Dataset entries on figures
■ ■ ■ ■ ■
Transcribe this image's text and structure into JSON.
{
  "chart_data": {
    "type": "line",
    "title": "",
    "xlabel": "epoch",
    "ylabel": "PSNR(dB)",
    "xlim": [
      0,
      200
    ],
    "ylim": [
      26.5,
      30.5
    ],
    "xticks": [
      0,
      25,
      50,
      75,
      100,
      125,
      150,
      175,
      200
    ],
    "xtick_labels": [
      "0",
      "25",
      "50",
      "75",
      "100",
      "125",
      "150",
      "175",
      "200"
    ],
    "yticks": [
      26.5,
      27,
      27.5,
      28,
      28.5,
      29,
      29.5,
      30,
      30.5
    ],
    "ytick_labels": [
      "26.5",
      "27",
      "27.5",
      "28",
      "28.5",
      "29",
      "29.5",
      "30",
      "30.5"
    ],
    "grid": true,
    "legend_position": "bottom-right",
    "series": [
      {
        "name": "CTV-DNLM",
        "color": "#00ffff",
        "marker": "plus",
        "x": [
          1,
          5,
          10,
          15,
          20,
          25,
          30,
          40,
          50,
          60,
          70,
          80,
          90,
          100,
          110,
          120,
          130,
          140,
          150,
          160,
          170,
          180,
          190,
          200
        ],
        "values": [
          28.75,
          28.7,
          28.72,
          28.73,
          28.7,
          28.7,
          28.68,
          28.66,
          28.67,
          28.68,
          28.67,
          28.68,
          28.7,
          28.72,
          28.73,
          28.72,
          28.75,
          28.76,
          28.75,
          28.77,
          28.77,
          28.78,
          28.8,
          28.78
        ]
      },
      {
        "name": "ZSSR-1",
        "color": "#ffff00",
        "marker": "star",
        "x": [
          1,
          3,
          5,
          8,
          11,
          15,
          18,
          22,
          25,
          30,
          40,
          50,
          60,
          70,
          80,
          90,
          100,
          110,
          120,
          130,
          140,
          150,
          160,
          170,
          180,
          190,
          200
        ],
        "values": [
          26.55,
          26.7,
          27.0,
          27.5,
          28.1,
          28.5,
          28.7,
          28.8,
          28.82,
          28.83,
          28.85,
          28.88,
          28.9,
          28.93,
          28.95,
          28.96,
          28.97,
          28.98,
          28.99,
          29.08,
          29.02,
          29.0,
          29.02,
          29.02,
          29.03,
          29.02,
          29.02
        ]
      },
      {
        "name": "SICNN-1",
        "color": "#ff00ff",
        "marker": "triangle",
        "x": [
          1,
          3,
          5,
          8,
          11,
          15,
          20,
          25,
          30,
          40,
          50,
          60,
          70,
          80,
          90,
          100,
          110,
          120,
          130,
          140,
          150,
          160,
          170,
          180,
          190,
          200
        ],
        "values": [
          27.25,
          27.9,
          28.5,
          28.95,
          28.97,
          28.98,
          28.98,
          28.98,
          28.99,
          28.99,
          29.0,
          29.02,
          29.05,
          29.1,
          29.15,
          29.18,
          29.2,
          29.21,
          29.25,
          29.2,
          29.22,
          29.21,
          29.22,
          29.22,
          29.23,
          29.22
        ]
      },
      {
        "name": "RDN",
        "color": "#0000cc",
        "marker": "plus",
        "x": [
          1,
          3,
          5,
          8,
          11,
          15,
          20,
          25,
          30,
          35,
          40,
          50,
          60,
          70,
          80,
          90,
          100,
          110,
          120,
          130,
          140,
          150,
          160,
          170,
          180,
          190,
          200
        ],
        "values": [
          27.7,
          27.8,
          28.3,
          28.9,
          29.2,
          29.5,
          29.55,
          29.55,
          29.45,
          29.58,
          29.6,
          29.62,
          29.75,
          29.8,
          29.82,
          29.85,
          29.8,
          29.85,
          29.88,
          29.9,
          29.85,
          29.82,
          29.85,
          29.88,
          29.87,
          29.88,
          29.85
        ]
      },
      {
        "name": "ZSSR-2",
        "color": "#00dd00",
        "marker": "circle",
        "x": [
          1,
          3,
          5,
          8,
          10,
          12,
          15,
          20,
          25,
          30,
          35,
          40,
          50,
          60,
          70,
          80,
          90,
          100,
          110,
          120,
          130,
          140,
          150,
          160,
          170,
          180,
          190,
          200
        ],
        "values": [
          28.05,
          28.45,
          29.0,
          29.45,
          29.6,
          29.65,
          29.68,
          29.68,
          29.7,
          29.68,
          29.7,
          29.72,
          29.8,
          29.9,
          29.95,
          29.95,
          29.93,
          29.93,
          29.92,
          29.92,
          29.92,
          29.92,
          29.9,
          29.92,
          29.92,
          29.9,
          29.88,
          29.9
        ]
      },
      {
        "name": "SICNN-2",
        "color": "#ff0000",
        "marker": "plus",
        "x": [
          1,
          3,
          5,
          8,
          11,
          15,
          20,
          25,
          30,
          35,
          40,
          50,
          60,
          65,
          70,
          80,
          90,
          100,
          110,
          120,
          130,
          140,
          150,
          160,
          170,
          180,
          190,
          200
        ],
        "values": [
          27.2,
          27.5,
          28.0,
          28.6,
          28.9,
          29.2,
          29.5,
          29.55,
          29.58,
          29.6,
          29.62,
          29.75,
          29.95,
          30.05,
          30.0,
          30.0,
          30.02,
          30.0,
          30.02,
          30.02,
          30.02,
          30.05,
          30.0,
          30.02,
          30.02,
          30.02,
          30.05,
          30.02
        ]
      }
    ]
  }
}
■ ■ ■ ■ ■
▶ WORK TO COMPLETE
Reproduce the full listing word for word.

▶ THE RESULT
Transcribe this image's text and structure into JSON.
{
  "chart_data": {
    "type": "line",
    "title": "",
    "xlabel": "epoch",
    "ylabel": "PSNR(dB)",
    "xlim": [
      0,
      200
    ],
    "ylim": [
      26.5,
      30.5
    ],
    "xticks": [
      0,
      25,
      50,
      75,
      100,
      125,
      150,
      175,
      200
    ],
    "xtick_labels": [
      "0",
      "25",
      "50",
      "75",
      "100",
      "125",
      "150",
      "175",
      "200"
    ],
    "yticks": [
      26.5,
      27,
      27.5,
      28,
      28.5,
      29,
      29.5,
      30,
      30.5
    ],
    "ytick_labels": [
      "26.5",
      "27",
      "27.5",
      "28",
      "28.5",
      "29",
      "29.5",
      "30",
      "30.5"
    ],
    "grid": true,
    "legend_position": "bottom-right",
    "series": [
      {
        "name": "CTV-DNLM",
        "color": "#00ffff",
        "marker": "plus",
        "x": [
          1,
          5,
          10,
          15,
          20,
          25,
          30,
          40,
          50,
          60,
          70,
          80,
          90,
          100,
          110,
          120,
          130,
          140,
          150,
          160,
          170,
          180,
          190,
          200
        ],
        "values": [
          28.75,
          28.7,
          28.72,
          28.73,
          28.7,
          28.7,
          28.68,
          28.66,
          28.67,
          28.68,
          28.67,
          28.68,
          28.7,
          28.72,
          28.73,
          28.72,
          28.75,
          28.76,
          28.75,
          28.77,
          28.77,
          28.78,
          28.8,
          28.78
        ]
      },
      {
        "name": "ZSSR-1",
        "color": "#ffff00",
        "marker": "star",
        "x": [
          1,
          3,
          5,
          8,
          11,
          15,
          18,
          22,
          25,
          30,
          40,
          50,
          60,
          70,
          80,
          90,
          100,
          110,
          120,
          130,
          140,
          150,
          160,
          170,
          180,
          190,
          200
        ],
        "values": [
          26.55,
          26.7,
          27.0,
          27.5,
          28.1,
          28.5,
          28.7,
          28.8,
          28.82,
          28.83,
          28.85,
          28.88,
          28.9,
          28.93,
          28.95,
          28.96,
          28.97,
          28.98,
          28.99,
          29.08,
          29.02,
          29.0,
          29.02,
          29.02,
          29.03,
          29.02,
          29.02
        ]
      },
      {
        "name": "SICNN-1",
        "color": "#ff00ff",
        "marker": "triangle",
        "x": [
          1,
          3,
          5,
          8,
          11,
          15,
          20,
          25,
          30,
          40,
          50,
          60,
          70,
          80,
          90,
          100,
          110,
          120,
          130,
          140,
          150,
          160,
          170,
          180,
          190,
          200
        ],
        "values": [
          27.25,
          27.9,
          28.5,
          28.95,
          28.97,
          28.98,
          28.98,
          28.98,
          28.99,
          28.99,
          29.0,
          29.02,
          29.05,
          29.1,
          29.15,
          29.18,
          29.2,
          29.21,
          29.25,
          29.2,
          29.22,
          29.21,
          29.22,
          29.22,
          29.23,
          29.22
        ]
      },
      {
        "name": "RDN",
        "color": "#0000cc",
        "marker": "plus",
        "x": [
          1,
          3,
          5,
          8,
          11,
          15,
          20,
          25,
          30,
          35,
          40,
          50,
          60,
          70,
          80,
          90,
          100,
          110,
          120,
          130,
          140,
          150,
          160,
          170,
          180,
          190,
          200
        ],
        "values": [
          27.7,
          27.8,
          28.3,
          28.9,
          29.2,
          29.5,
          29.55,
          29.55,
          29.45,
          29.58,
          29.6,
          29.62,
          29.75,
          29.8,
          29.82,
          29.85,
          29.8,
          29.85,
          29.88,
          29.9,
          29.85,
          29.82,
          29.85,
          29.88,
          29.87,
          29.88,
          29.85
        ]
      },
      {
        "name": "ZSSR-2",
        "color": "#00dd00",
        "marker": "circle",
        "x": [
          1,
          3,
          5,
          8,
          10,
          12,
          15,
          20,
          25,
          30,
          35,
          40,
          50,
          60,
          70,
          80,
          90,
          100,
          110,
          120,
          130,
          140,
          150,
          160,
          170,
          180,
          190,
          200
        ],
        "values": [
          28.05,
          28.45,
          29.0,
          29.45,
          29.6,
          29.65,
          29.68,
          29.68,
          29.7,
          29.68,
          29.7,
          29.72,
          29.8,
          29.9,
          29.95,
          29.95,
          29.93,
          29.93,
          29.92,
          29.92,
          29.92,
          29.92,
          29.9,
          29.92,
          29.92,
          29.9,
          29.88,
          29.9
        ]
      },
      {
        "name": "SICNN-2",
        "color": "#ff0000",
        "marker": "plus",
        "x": [
          1,
          3,
          5,
          8,
          11,
          15,
          20,
          25,
          30,
          35,
          40,
          50,
          60,
          65,
          70,
          80,
          90,
          100,
          110,
          120,
          130,
          140,
          150,
          160,
          170,
          180,
          190,
          200
        ],
        "values": [
          27.2,
          27.5,
          28.0,
          28.6,
          28.9,
          29.2,
          29.5,
          29.55,
          29.58,
          29.6,
          29.62,
          29.75,
          29.95,
          30.05,
          30.0,
          30.0,
          30.02,
          30.0,
          30.02,
          30.02,
          30.02,
          30.05,
          30.0,
          30.02,
          30.02,
          30.02,
          30.05,
          30.02
        ]
      }
    ]
  }
}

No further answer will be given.